What to work on =>
Return all of the entries exactly as written.

━━━━━━━━━━

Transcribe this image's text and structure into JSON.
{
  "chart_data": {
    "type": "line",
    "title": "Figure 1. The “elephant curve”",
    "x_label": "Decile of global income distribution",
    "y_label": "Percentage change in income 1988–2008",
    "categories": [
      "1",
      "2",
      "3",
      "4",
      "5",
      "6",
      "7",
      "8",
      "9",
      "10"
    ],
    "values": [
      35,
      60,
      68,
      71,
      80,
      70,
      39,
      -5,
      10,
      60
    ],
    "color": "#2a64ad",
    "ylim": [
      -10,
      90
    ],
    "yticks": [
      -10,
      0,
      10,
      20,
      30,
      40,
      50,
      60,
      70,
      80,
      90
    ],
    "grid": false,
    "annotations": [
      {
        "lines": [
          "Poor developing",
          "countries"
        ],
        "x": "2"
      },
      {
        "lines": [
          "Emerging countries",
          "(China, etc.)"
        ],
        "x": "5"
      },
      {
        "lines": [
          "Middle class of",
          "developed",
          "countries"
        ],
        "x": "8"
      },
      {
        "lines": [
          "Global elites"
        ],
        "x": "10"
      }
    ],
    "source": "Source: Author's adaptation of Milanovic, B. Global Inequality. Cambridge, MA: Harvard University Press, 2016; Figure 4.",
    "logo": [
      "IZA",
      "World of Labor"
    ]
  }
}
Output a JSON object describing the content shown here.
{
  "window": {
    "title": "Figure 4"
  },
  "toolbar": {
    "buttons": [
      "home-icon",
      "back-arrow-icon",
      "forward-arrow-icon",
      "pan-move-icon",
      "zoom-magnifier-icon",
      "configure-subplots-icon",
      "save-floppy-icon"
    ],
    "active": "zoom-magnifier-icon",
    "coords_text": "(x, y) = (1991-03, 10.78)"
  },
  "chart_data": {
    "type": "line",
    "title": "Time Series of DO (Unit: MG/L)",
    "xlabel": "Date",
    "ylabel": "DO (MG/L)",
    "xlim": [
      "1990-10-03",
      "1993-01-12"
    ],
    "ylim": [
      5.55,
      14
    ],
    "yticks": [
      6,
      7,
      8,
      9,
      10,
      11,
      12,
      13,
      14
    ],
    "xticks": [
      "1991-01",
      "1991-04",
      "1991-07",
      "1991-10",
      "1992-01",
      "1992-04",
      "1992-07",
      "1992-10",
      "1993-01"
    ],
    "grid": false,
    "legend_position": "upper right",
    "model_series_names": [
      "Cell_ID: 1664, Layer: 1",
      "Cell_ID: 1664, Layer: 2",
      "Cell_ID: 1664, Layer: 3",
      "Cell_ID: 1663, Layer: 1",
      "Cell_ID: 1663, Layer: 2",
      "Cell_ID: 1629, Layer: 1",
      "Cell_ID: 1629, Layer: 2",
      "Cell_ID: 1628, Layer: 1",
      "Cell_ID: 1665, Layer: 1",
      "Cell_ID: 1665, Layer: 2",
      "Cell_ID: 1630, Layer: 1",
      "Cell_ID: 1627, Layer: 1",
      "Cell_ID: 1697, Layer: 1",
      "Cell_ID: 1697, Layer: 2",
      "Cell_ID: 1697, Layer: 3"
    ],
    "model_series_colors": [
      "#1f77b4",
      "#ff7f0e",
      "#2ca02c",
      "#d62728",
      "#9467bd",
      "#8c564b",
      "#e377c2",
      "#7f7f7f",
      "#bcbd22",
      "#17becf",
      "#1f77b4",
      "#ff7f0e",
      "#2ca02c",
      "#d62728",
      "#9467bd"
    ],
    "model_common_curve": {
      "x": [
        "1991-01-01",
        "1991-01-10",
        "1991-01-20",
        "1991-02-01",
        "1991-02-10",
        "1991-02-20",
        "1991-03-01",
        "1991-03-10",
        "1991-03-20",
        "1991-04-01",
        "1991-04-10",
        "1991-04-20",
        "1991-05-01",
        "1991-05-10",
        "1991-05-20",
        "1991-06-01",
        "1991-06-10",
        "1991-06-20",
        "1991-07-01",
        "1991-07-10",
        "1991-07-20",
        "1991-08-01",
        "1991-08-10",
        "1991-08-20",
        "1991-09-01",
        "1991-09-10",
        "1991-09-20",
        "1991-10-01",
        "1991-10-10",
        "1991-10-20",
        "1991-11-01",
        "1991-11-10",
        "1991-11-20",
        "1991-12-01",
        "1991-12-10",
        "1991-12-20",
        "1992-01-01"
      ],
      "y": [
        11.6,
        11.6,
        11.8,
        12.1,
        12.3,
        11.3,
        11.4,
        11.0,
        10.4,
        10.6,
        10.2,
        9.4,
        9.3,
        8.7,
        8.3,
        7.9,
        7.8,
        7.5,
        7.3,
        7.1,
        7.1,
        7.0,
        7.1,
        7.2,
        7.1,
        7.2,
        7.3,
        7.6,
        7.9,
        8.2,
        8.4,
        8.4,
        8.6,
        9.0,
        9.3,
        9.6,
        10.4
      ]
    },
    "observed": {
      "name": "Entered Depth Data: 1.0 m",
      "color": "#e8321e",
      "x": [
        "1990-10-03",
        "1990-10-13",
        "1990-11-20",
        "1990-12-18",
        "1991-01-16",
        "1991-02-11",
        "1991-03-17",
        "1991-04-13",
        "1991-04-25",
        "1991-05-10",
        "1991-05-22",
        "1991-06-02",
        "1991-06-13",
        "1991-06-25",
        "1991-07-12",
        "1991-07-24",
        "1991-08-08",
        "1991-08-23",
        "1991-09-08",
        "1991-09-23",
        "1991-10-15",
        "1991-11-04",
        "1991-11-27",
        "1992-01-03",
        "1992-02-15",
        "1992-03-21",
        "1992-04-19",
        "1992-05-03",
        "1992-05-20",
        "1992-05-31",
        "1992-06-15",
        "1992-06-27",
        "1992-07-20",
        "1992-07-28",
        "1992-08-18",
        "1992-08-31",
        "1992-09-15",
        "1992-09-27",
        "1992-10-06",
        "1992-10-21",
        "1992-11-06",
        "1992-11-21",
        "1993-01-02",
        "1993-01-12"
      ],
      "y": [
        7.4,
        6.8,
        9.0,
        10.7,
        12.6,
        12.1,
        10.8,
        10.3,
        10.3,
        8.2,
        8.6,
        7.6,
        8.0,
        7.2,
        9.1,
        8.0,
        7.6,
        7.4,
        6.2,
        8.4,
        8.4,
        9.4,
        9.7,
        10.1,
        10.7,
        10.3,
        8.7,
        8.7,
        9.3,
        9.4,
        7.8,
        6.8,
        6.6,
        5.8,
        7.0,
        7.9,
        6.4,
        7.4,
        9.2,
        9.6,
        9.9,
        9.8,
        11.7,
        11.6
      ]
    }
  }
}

━━━━━━━━━━

Expected answer =>
Transcribe this image's text and structure into JSON.
{
  "chart_data": {
    "type": "line",
    "title": "Figure 1. The “elephant curve”",
    "x_label": "Decile of global income distribution",
    "y_label": "Percentage change in income 1988–2008",
    "categories": [
      "1",
      "2",
      "3",
      "4",
      "5",
      "6",
      "7",
      "8",
      "9",
      "10"
    ],
    "values": [
      35,
      60,
      68,
      71,
      80,
      70,
      39,
      -5,
      10,
      60
    ],
    "color": "#2a64ad",
    "ylim": [
      -10,
      90
    ],
    "yticks": [
      -10,
      0,
      10,
      20,
      30,
      40,
      50,
      60,
      70,
      80,
      90
    ],
    "grid": false,
    "annotations": [
      {
        "lines": [
          "Poor developing",
          "countries"
        ],
        "x": "2"
      },
      {
        "lines": [
          "Emerging countries",
          "(China, etc.)"
        ],
        "x": "5"
      },
      {
        "lines": [
          "Middle class of",
          "developed",
          "countries"
        ],
        "x": "8"
      },
      {
        "lines": [
          "Global elites"
        ],
        "x": "10"
      }
    ],
    "source": "Source: Author's adaptation of Milanovic, B. Global Inequality. Cambridge, MA: Harvard University Press, 2016; Figure 4.",
    "logo": [
      "IZA",
      "World of Labor"
    ]
  }
}
Output a JSON object describing the content shown here.
{
  "window": {
    "title": "Figure 4"
  },
  "toolbar": {
    "buttons": [
      "home-icon",
      "back-arrow-icon",
      "forward-arrow-icon",
      "pan-move-icon",
      "zoom-magnifier-icon",
      "configure-subplots-icon",
      "save-floppy-icon"
    ],
    "active": "zoom-magnifier-icon",
    "coords_text": "(x, y) = (1991-03, 10.78)"
  },
  "chart_data": {
    "type": "line",
    "title": "Time Series of DO (Unit: MG/L)",
    "xlabel": "Date",
    "ylabel": "DO (MG/L)",
    "xlim": [
      "1990-10-03",
      "1993-01-12"
    ],
    "ylim": [
      5.55,
      14
    ],
    "yticks": [
      6,
      7,
      8,
      9,
      10,
      11,
      12,
      13,
      14
    ],
    "xticks": [
      "1991-01",
      "1991-04",
      "1991-07",
      "1991-10",
      "1992-01",
      "1992-04",
      "1992-07",
      "1992-10",
      "1993-01"
    ],
    "grid": false,
    "legend_position": "upper right",
    "model_series_names": [
      "Cell_ID: 1664, Layer: 1",
      "Cell_ID: 1664, Layer: 2",
      "Cell_ID: 1664, Layer: 3",
      "Cell_ID: 1663, Layer: 1",
      "Cell_ID: 1663, Layer: 2",
      "Cell_ID: 1629, Layer: 1",
      "Cell_ID: 1629, Layer: 2",
      "Cell_ID: 1628, Layer: 1",
      "Cell_ID: 1665, Layer: 1",
      "Cell_ID: 1665, Layer: 2",
      "Cell_ID: 1630, Layer: 1",
      "Cell_ID: 1627, Layer: 1",
      "Cell_ID: 1697, Layer: 1",
      "Cell_ID: 1697, Layer: 2",
      "Cell_ID: 1697, Layer: 3"
    ],
    "model_series_colors": [
      "#1f77b4",
      "#ff7f0e",
      "#2ca02c",
      "#d62728",
      "#9467bd",
      "#8c564b",
      "#e377c2",
      "#7f7f7f",
      "#bcbd22",
      "#17becf",
      "#1f77b4",
      "#ff7f0e",
      "#2ca02c",
      "#d62728",
      "#9467bd"
    ],
    "model_common_curve": {
      "x": [
        "1991-01-01",
        "1991-01-10",
        "1991-01-20",
        "1991-02-01",
        "1991-02-10",
        "1991-02-20",
        "1991-03-01",
        "1991-03-10",
        "1991-03-20",
        "1991-04-01",
        "1991-04-10",
        "1991-04-20",
        "1991-05-01",
        "1991-05-10",
        "1991-05-20",
        "1991-06-01",
        "1991-06-10",
        "1991-06-20",
        "1991-07-01",
        "1991-07-10",
        "1991-07-20",
        "1991-08-01",
        "1991-08-10",
        "1991-08-20",
        "1991-09-01",
        "1991-09-10",
        "1991-09-20",
        "1991-10-01",
        "1991-10-10",
        "1991-10-20",
        "1991-11-01",
        "1991-11-10",
        "1991-11-20",
        "1991-12-01",
        "1991-12-10",
        "1991-12-20",
        "1992-01-01"
      ],
      "y": [
        11.6,
        11.6,
        11.8,
        12.1,
        12.3,
        11.3,
        11.4,
        11.0,
        10.4,
        10.6,
        10.2,
        9.4,
        9.3,
        8.7,
        8.3,
        7.9,
        7.8,
        7.5,
        7.3,
        7.1,
        7.1,
        7.0,
        7.1,
        7.2,
        7.1,
        7.2,
        7.3,
        7.6,
        7.9,
        8.2,
        8.4,
        8.4,
        8.6,
        9.0,
        9.3,
        9.6,
        10.4
      ]
    },
    "observed": {
      "name": "Entered Depth Data: 1.0 m",
      "color": "#e8321e",
      "x": [
        "1990-10-03",
        "1990-10-13",
        "1990-11-20",
        "1990-12-18",
        "1991-01-16",
        "1991-02-11",
        "1991-03-17",
        "1991-04-13",
        "1991-04-25",
        "1991-05-10",
        "1991-05-22",
        "1991-06-02",
        "1991-06-13",
        "1991-06-25",
        "1991-07-12",
        "1991-07-24",
        "1991-08-08",
        "1991-08-23",
        "1991-09-08",
        "1991-09-23",
        "1991-10-15",
        "1991-11-04",
        "1991-11-27",
        "1992-01-03",
        "1992-02-15",
        "1992-03-21",
        "1992-04-19",
        "1992-05-03",
        "1992-05-20",
        "1992-05-31",
        "1992-06-15",
        "1992-06-27",
        "1992-07-20",
        "1992-07-28",
        "1992-08-18",
        "1992-08-31",
        "1992-09-15",
        "1992-09-27",
        "1992-10-06",
        "1992-10-21",
        "1992-11-06",
        "1992-11-21",
        "1993-01-02",
        "1993-01-12"
      ],
      "y": [
        7.4,
        6.8,
        9.0,
        10.7,
        12.6,
        12.1,
        10.8,
        10.3,
        10.3,
        8.2,
        8.6,
        7.6,
        8.0,
        7.2,
        9.1,
        8.0,
        7.6,
        7.4,
        6.2,
        8.4,
        8.4,
        9.4,
        9.7,
        10.1,
        10.7,
        10.3,
        8.7,
        8.7,
        9.3,
        9.4,
        7.8,
        6.8,
        6.6,
        5.8,
        7.0,
        7.9,
        6.4,
        7.4,
        9.2,
        9.6,
        9.9,
        9.8,
        11.7,
        11.6
      ]
    }
  }
}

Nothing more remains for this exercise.